____ Dataset content

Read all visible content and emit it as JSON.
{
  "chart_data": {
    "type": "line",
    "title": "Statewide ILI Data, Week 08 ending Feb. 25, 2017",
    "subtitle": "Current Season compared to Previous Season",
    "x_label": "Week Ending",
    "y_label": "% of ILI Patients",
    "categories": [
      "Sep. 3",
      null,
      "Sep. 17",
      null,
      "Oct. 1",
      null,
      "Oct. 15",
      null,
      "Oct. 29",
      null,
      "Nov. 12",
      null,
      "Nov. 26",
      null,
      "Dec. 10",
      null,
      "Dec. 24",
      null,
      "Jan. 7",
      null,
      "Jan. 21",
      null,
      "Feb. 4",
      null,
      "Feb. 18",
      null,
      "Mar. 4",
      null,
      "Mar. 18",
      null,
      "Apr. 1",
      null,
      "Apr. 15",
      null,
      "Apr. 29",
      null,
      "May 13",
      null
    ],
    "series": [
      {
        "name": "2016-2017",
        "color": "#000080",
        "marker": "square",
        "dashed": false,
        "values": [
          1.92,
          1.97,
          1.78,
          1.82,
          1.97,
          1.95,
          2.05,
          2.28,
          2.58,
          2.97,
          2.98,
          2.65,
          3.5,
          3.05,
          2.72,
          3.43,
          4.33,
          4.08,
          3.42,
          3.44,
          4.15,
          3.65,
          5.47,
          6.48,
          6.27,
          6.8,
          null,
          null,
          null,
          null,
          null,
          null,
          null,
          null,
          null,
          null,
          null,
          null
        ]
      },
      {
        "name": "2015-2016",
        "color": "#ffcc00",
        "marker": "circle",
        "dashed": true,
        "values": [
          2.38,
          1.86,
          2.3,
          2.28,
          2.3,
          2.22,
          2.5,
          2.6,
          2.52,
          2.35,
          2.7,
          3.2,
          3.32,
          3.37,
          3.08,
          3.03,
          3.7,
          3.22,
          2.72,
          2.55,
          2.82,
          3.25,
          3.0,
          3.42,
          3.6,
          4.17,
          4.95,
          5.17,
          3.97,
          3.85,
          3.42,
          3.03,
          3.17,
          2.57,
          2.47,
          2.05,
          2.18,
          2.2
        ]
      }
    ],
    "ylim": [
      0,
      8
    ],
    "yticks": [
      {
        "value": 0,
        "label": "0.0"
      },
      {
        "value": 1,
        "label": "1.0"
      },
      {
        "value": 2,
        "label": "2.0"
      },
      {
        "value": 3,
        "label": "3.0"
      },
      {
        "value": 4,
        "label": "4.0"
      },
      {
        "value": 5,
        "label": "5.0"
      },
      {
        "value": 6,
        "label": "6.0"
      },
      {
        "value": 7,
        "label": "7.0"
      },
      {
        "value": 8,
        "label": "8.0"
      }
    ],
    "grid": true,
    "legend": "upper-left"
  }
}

________
____ Dataset content

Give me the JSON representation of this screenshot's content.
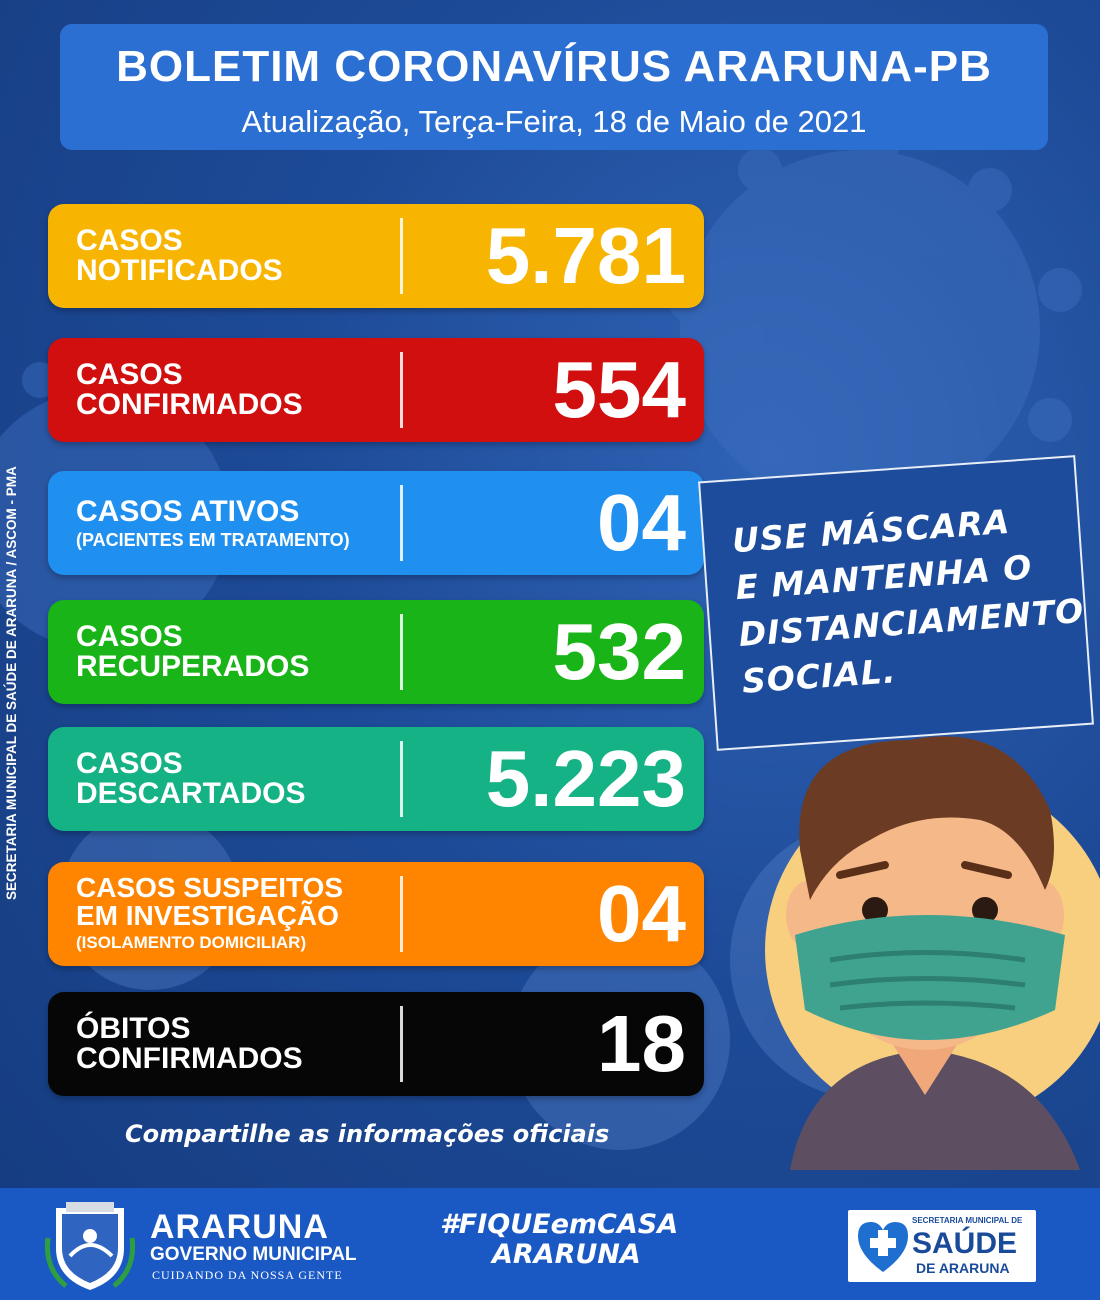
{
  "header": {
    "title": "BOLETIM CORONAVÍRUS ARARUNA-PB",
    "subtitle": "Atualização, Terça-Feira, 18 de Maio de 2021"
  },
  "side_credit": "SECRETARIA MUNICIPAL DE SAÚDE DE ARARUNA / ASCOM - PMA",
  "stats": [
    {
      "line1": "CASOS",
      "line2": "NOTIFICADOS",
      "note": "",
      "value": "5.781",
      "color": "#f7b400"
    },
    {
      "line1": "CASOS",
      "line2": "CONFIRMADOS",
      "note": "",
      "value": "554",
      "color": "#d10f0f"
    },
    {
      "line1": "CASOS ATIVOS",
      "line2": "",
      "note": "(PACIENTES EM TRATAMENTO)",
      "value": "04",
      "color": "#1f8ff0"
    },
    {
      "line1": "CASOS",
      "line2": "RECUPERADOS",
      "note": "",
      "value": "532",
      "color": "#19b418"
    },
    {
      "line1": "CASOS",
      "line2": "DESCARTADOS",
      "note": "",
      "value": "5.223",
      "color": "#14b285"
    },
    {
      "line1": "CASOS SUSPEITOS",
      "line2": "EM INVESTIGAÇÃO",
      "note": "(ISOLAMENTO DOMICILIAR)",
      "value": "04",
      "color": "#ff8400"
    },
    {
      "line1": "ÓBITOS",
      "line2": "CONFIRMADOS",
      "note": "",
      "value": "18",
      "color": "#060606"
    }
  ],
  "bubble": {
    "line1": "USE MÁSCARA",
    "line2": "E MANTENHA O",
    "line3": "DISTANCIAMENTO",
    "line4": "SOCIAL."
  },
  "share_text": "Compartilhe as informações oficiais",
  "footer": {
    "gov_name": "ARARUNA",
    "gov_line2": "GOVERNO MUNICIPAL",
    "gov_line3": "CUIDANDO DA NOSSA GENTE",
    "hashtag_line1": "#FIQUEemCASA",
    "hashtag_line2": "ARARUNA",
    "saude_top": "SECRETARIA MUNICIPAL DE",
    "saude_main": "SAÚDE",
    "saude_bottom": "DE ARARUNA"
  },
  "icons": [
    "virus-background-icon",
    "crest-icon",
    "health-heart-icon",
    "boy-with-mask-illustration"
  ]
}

________

_Problem statement_:
Copy out every line in the entries above that holds "subtitle".

_Solution_:
    "subtitle": "Current Season compared to Previous Season",
    "subtitle": "Atualização, Terça-Feira, 18 de Maio de 2021"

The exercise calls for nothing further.